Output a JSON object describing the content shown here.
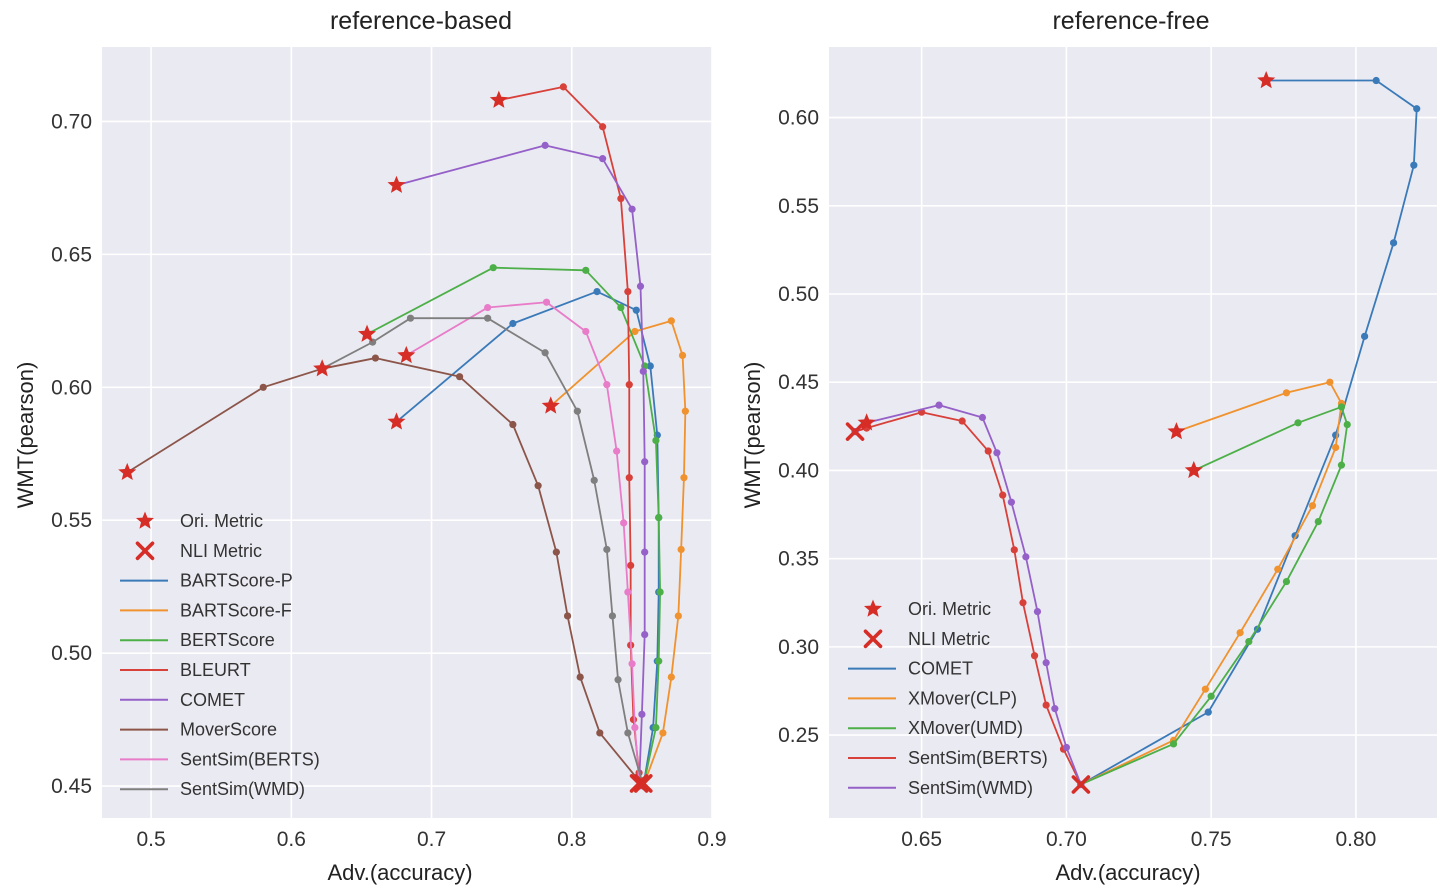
{
  "chart_data": [
    {
      "type": "line",
      "title": "reference-based",
      "xlabel": "Adv.(accuracy)",
      "ylabel": "WMT(pearson)",
      "xlim": [
        0.465,
        0.9
      ],
      "ylim": [
        0.438,
        0.728
      ],
      "xticks": [
        0.5,
        0.6,
        0.7,
        0.8,
        0.9
      ],
      "xtick_labels": [
        "0.5",
        "0.6",
        "0.7",
        "0.8",
        "0.9"
      ],
      "yticks": [
        0.45,
        0.5,
        0.55,
        0.6,
        0.65,
        0.7
      ],
      "ytick_labels": [
        "0.45",
        "0.50",
        "0.55",
        "0.60",
        "0.65",
        "0.70"
      ],
      "grid": true,
      "legend_position": "lower-left",
      "marker_legend": [
        {
          "label": "Ori. Metric",
          "marker": "star"
        },
        {
          "label": "NLI Metric",
          "marker": "x"
        }
      ],
      "series": [
        {
          "name": "BARTScore-P",
          "color": "#3a7ab8",
          "points": [
            [
              0.675,
              0.587
            ],
            [
              0.758,
              0.624
            ],
            [
              0.818,
              0.636
            ],
            [
              0.846,
              0.629
            ],
            [
              0.856,
              0.608
            ],
            [
              0.861,
              0.582
            ],
            [
              0.862,
              0.551
            ],
            [
              0.862,
              0.523
            ],
            [
              0.861,
              0.497
            ],
            [
              0.858,
              0.472
            ],
            [
              0.851,
              0.45
            ]
          ]
        },
        {
          "name": "BARTScore-F",
          "color": "#f0922e",
          "points": [
            [
              0.785,
              0.593
            ],
            [
              0.845,
              0.621
            ],
            [
              0.871,
              0.625
            ],
            [
              0.879,
              0.612
            ],
            [
              0.881,
              0.591
            ],
            [
              0.88,
              0.566
            ],
            [
              0.878,
              0.539
            ],
            [
              0.876,
              0.514
            ],
            [
              0.871,
              0.491
            ],
            [
              0.865,
              0.47
            ],
            [
              0.851,
              0.45
            ]
          ]
        },
        {
          "name": "BERTScore",
          "color": "#4caf47",
          "points": [
            [
              0.654,
              0.62
            ],
            [
              0.744,
              0.645
            ],
            [
              0.81,
              0.644
            ],
            [
              0.835,
              0.63
            ],
            [
              0.852,
              0.608
            ],
            [
              0.86,
              0.58
            ],
            [
              0.862,
              0.551
            ],
            [
              0.863,
              0.523
            ],
            [
              0.862,
              0.497
            ],
            [
              0.86,
              0.472
            ],
            [
              0.851,
              0.45
            ]
          ]
        },
        {
          "name": "BLEURT",
          "color": "#d8403a",
          "points": [
            [
              0.748,
              0.708
            ],
            [
              0.794,
              0.713
            ],
            [
              0.822,
              0.698
            ],
            [
              0.835,
              0.671
            ],
            [
              0.84,
              0.636
            ],
            [
              0.841,
              0.601
            ],
            [
              0.841,
              0.566
            ],
            [
              0.842,
              0.533
            ],
            [
              0.842,
              0.503
            ],
            [
              0.844,
              0.475
            ],
            [
              0.848,
              0.455
            ],
            [
              0.851,
              0.45
            ]
          ]
        },
        {
          "name": "COMET",
          "color": "#9560c8",
          "points": [
            [
              0.675,
              0.676
            ],
            [
              0.781,
              0.691
            ],
            [
              0.822,
              0.686
            ],
            [
              0.843,
              0.667
            ],
            [
              0.849,
              0.638
            ],
            [
              0.851,
              0.606
            ],
            [
              0.852,
              0.572
            ],
            [
              0.852,
              0.538
            ],
            [
              0.852,
              0.507
            ],
            [
              0.85,
              0.477
            ],
            [
              0.848,
              0.45
            ]
          ]
        },
        {
          "name": "MoverScore",
          "color": "#8c5549",
          "points": [
            [
              0.483,
              0.568
            ],
            [
              0.58,
              0.6
            ],
            [
              0.622,
              0.607
            ],
            [
              0.66,
              0.611
            ],
            [
              0.72,
              0.604
            ],
            [
              0.758,
              0.586
            ],
            [
              0.776,
              0.563
            ],
            [
              0.789,
              0.538
            ],
            [
              0.797,
              0.514
            ],
            [
              0.806,
              0.491
            ],
            [
              0.82,
              0.47
            ],
            [
              0.848,
              0.452
            ]
          ]
        },
        {
          "name": "SentSim(BERTS)",
          "color": "#e87cc8",
          "points": [
            [
              0.682,
              0.612
            ],
            [
              0.74,
              0.63
            ],
            [
              0.782,
              0.632
            ],
            [
              0.81,
              0.621
            ],
            [
              0.825,
              0.601
            ],
            [
              0.832,
              0.576
            ],
            [
              0.837,
              0.549
            ],
            [
              0.84,
              0.523
            ],
            [
              0.843,
              0.496
            ],
            [
              0.845,
              0.472
            ],
            [
              0.848,
              0.452
            ]
          ]
        },
        {
          "name": "SentSim(WMD)",
          "color": "#7f7f7f",
          "points": [
            [
              0.622,
              0.607
            ],
            [
              0.658,
              0.617
            ],
            [
              0.685,
              0.626
            ],
            [
              0.74,
              0.626
            ],
            [
              0.781,
              0.613
            ],
            [
              0.804,
              0.591
            ],
            [
              0.816,
              0.565
            ],
            [
              0.825,
              0.539
            ],
            [
              0.829,
              0.514
            ],
            [
              0.833,
              0.49
            ],
            [
              0.84,
              0.47
            ],
            [
              0.85,
              0.452
            ]
          ]
        }
      ],
      "ori_metric_points": [
        [
          0.748,
          0.708
        ],
        [
          0.675,
          0.676
        ],
        [
          0.654,
          0.62
        ],
        [
          0.682,
          0.612
        ],
        [
          0.622,
          0.607
        ],
        [
          0.785,
          0.593
        ],
        [
          0.675,
          0.587
        ],
        [
          0.483,
          0.568
        ]
      ],
      "nli_metric_points": [
        [
          0.848,
          0.451
        ],
        [
          0.851,
          0.451
        ]
      ]
    },
    {
      "type": "line",
      "title": "reference-free",
      "xlabel": "Adv.(accuracy)",
      "ylabel": "WMT(pearson)",
      "xlim": [
        0.618,
        0.828
      ],
      "ylim": [
        0.203,
        0.64
      ],
      "xticks": [
        0.65,
        0.7,
        0.75,
        0.8
      ],
      "xtick_labels": [
        "0.65",
        "0.70",
        "0.75",
        "0.80"
      ],
      "yticks": [
        0.25,
        0.3,
        0.35,
        0.4,
        0.45,
        0.5,
        0.55,
        0.6
      ],
      "ytick_labels": [
        "0.25",
        "0.30",
        "0.35",
        "0.40",
        "0.45",
        "0.50",
        "0.55",
        "0.60"
      ],
      "grid": true,
      "legend_position": "lower-left",
      "marker_legend": [
        {
          "label": "Ori. Metric",
          "marker": "star"
        },
        {
          "label": "NLI Metric",
          "marker": "x"
        }
      ],
      "series": [
        {
          "name": "COMET",
          "color": "#3a7ab8",
          "points": [
            [
              0.705,
              0.222
            ],
            [
              0.749,
              0.263
            ],
            [
              0.766,
              0.31
            ],
            [
              0.779,
              0.363
            ],
            [
              0.793,
              0.42
            ],
            [
              0.803,
              0.476
            ],
            [
              0.813,
              0.529
            ],
            [
              0.82,
              0.573
            ],
            [
              0.821,
              0.605
            ],
            [
              0.807,
              0.621
            ],
            [
              0.769,
              0.621
            ]
          ]
        },
        {
          "name": "XMover(CLP)",
          "color": "#f0922e",
          "points": [
            [
              0.705,
              0.222
            ],
            [
              0.737,
              0.247
            ],
            [
              0.748,
              0.276
            ],
            [
              0.76,
              0.308
            ],
            [
              0.773,
              0.344
            ],
            [
              0.785,
              0.38
            ],
            [
              0.793,
              0.413
            ],
            [
              0.795,
              0.438
            ],
            [
              0.791,
              0.45
            ],
            [
              0.776,
              0.444
            ],
            [
              0.738,
              0.422
            ]
          ]
        },
        {
          "name": "XMover(UMD)",
          "color": "#4caf47",
          "points": [
            [
              0.705,
              0.222
            ],
            [
              0.737,
              0.245
            ],
            [
              0.75,
              0.272
            ],
            [
              0.763,
              0.303
            ],
            [
              0.776,
              0.337
            ],
            [
              0.787,
              0.371
            ],
            [
              0.795,
              0.403
            ],
            [
              0.797,
              0.426
            ],
            [
              0.795,
              0.436
            ],
            [
              0.78,
              0.427
            ],
            [
              0.744,
              0.4
            ]
          ]
        },
        {
          "name": "SentSim(BERTS)",
          "color": "#d8403a",
          "points": [
            [
              0.627,
              0.422
            ],
            [
              0.631,
              0.424
            ],
            [
              0.65,
              0.433
            ],
            [
              0.664,
              0.428
            ],
            [
              0.673,
              0.411
            ],
            [
              0.678,
              0.386
            ],
            [
              0.682,
              0.355
            ],
            [
              0.685,
              0.325
            ],
            [
              0.689,
              0.295
            ],
            [
              0.693,
              0.267
            ],
            [
              0.699,
              0.242
            ],
            [
              0.705,
              0.222
            ]
          ]
        },
        {
          "name": "SentSim(WMD)",
          "color": "#9560c8",
          "points": [
            [
              0.627,
              0.422
            ],
            [
              0.631,
              0.427
            ],
            [
              0.656,
              0.437
            ],
            [
              0.671,
              0.43
            ],
            [
              0.676,
              0.41
            ],
            [
              0.681,
              0.382
            ],
            [
              0.686,
              0.351
            ],
            [
              0.69,
              0.32
            ],
            [
              0.693,
              0.291
            ],
            [
              0.696,
              0.265
            ],
            [
              0.7,
              0.243
            ],
            [
              0.705,
              0.222
            ]
          ]
        }
      ],
      "ori_metric_points": [
        [
          0.769,
          0.621
        ],
        [
          0.631,
          0.427
        ],
        [
          0.738,
          0.422
        ],
        [
          0.744,
          0.4
        ]
      ],
      "nli_metric_points": [
        [
          0.627,
          0.422
        ],
        [
          0.705,
          0.222
        ]
      ]
    }
  ]
}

----

TASK OBJECTIVE:
From the data above, copy out every line with the string "title" in it.

WRITTEN SOLUTION:
      "title": "reference-based",
      "title": "reference-free",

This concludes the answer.